### RECORDS PROVIDED
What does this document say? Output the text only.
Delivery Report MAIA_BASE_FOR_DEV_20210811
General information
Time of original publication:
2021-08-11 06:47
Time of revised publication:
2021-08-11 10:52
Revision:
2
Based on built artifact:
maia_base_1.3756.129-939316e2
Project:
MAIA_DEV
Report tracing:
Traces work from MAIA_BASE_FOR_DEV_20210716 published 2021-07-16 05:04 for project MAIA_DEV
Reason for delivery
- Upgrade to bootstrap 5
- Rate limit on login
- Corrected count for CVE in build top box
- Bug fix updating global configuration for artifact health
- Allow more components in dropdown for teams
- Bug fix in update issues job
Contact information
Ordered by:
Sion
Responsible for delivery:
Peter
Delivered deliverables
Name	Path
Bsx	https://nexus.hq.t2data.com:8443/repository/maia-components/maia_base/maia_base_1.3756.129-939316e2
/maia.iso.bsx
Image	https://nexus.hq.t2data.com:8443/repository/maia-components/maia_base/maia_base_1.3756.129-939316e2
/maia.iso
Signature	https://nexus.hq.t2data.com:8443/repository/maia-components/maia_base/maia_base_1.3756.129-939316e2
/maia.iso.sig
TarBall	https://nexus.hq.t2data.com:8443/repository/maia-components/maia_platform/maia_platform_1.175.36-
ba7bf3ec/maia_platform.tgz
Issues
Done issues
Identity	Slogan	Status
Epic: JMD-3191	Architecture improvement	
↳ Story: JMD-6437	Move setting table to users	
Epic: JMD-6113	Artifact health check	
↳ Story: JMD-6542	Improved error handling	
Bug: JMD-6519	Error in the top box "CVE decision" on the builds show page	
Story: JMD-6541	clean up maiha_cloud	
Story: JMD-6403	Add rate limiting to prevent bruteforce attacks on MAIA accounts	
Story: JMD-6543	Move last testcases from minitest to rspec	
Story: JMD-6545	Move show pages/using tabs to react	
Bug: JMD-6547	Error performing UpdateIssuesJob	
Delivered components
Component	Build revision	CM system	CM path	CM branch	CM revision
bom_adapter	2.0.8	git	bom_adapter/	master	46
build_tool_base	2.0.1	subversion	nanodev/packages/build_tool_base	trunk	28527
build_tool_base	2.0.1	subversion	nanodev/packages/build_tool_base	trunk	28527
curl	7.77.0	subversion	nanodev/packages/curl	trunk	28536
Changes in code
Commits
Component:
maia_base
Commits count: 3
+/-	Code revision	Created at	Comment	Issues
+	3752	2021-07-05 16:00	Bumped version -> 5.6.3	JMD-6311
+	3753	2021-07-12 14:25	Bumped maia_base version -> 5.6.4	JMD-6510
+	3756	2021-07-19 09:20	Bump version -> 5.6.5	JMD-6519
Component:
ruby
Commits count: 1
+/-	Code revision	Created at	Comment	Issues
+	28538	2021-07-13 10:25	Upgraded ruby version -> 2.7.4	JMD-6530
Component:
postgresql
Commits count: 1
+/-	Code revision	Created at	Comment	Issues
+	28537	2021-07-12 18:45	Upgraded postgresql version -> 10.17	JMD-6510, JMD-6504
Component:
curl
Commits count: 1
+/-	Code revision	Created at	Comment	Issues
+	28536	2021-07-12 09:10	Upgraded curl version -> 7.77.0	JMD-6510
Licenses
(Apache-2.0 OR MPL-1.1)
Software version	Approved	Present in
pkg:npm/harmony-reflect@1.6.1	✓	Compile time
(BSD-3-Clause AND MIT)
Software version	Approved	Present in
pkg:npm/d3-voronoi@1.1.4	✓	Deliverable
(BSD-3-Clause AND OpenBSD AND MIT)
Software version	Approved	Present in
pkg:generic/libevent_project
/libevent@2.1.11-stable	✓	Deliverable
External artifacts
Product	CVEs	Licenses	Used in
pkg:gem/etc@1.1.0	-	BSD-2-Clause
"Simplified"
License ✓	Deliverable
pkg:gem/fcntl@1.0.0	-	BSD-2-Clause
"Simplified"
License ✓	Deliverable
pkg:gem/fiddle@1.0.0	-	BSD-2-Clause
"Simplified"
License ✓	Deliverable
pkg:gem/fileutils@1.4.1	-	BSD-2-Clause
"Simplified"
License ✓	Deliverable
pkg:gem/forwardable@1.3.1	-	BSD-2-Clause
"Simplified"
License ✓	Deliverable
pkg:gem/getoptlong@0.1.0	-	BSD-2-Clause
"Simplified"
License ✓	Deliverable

### TASK
Which lines contain "Clause"? Copy each of them.

### FINISHED ANSWER
(BSD-3-Clause AND MIT)
(BSD-3-Clause AND OpenBSD AND MIT)
pkg:gem/etc@1.1.0	-	BSD-2-Clause
pkg:gem/fcntl@1.0.0	-	BSD-2-Clause
pkg:gem/fiddle@1.0.0	-	BSD-2-Clause
pkg:gem/fileutils@1.4.1	-	BSD-2-Clause
pkg:gem/forwardable@1.3.1	-	BSD-2-Clause
pkg:gem/getoptlong@0.1.0	-	BSD-2-Clause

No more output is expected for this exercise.